*WHAT THE TASK ASKS*
Take the data that follows and retype it word for word.

*MATERIAL SHOWN*
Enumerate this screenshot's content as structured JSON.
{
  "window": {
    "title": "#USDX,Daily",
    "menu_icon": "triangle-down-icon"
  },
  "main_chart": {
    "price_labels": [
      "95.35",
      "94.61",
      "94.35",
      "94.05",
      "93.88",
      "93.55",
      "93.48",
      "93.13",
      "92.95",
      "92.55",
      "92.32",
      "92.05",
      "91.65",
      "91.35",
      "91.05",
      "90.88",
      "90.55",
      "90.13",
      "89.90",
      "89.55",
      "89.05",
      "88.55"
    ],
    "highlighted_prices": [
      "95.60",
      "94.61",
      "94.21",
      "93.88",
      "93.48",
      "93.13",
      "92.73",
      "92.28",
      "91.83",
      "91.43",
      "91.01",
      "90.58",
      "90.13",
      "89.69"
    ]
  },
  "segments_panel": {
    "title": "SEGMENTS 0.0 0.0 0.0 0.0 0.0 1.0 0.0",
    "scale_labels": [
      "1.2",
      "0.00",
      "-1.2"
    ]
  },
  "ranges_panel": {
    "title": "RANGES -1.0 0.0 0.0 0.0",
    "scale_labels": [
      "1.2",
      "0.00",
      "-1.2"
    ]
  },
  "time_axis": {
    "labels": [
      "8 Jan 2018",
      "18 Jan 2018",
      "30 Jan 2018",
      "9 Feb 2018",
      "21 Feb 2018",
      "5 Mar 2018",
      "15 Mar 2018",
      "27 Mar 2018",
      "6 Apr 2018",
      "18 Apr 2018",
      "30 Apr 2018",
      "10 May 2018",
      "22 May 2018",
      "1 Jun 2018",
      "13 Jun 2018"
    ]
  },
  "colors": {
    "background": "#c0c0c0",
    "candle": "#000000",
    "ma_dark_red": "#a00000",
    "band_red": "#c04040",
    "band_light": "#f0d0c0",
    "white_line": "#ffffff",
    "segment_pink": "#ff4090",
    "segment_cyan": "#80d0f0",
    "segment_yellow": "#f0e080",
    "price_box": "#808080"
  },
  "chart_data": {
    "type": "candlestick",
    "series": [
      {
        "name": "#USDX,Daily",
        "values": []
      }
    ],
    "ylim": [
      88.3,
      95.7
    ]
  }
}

*FINAL RESULT*
Enumerate this screenshot's content as structured JSON.
{
  "window": {
    "title": "#USDX,Daily",
    "menu_icon": "triangle-down-icon"
  },
  "main_chart": {
    "price_labels": [
      "95.35",
      "94.61",
      "94.35",
      "94.05",
      "93.88",
      "93.55",
      "93.48",
      "93.13",
      "92.95",
      "92.55",
      "92.32",
      "92.05",
      "91.65",
      "91.35",
      "91.05",
      "90.88",
      "90.55",
      "90.13",
      "89.90",
      "89.55",
      "89.05",
      "88.55"
    ],
    "highlighted_prices": [
      "95.60",
      "94.61",
      "94.21",
      "93.88",
      "93.48",
      "93.13",
      "92.73",
      "92.28",
      "91.83",
      "91.43",
      "91.01",
      "90.58",
      "90.13",
      "89.69"
    ]
  },
  "segments_panel": {
    "title": "SEGMENTS 0.0 0.0 0.0 0.0 0.0 1.0 0.0",
    "scale_labels": [
      "1.2",
      "0.00",
      "-1.2"
    ]
  },
  "ranges_panel": {
    "title": "RANGES -1.0 0.0 0.0 0.0",
    "scale_labels": [
      "1.2",
      "0.00",
      "-1.2"
    ]
  },
  "time_axis": {
    "labels": [
      "8 Jan 2018",
      "18 Jan 2018",
      "30 Jan 2018",
      "9 Feb 2018",
      "21 Feb 2018",
      "5 Mar 2018",
      "15 Mar 2018",
      "27 Mar 2018",
      "6 Apr 2018",
      "18 Apr 2018",
      "30 Apr 2018",
      "10 May 2018",
      "22 May 2018",
      "1 Jun 2018",
      "13 Jun 2018"
    ]
  },
  "colors": {
    "background": "#c0c0c0",
    "candle": "#000000",
    "ma_dark_red": "#a00000",
    "band_red": "#c04040",
    "band_light": "#f0d0c0",
    "white_line": "#ffffff",
    "segment_pink": "#ff4090",
    "segment_cyan": "#80d0f0",
    "segment_yellow": "#f0e080",
    "price_box": "#808080"
  },
  "chart_data": {
    "type": "candlestick",
    "series": [
      {
        "name": "#USDX,Daily",
        "values": []
      }
    ],
    "ylim": [
      88.3,
      95.7
    ]
  }
}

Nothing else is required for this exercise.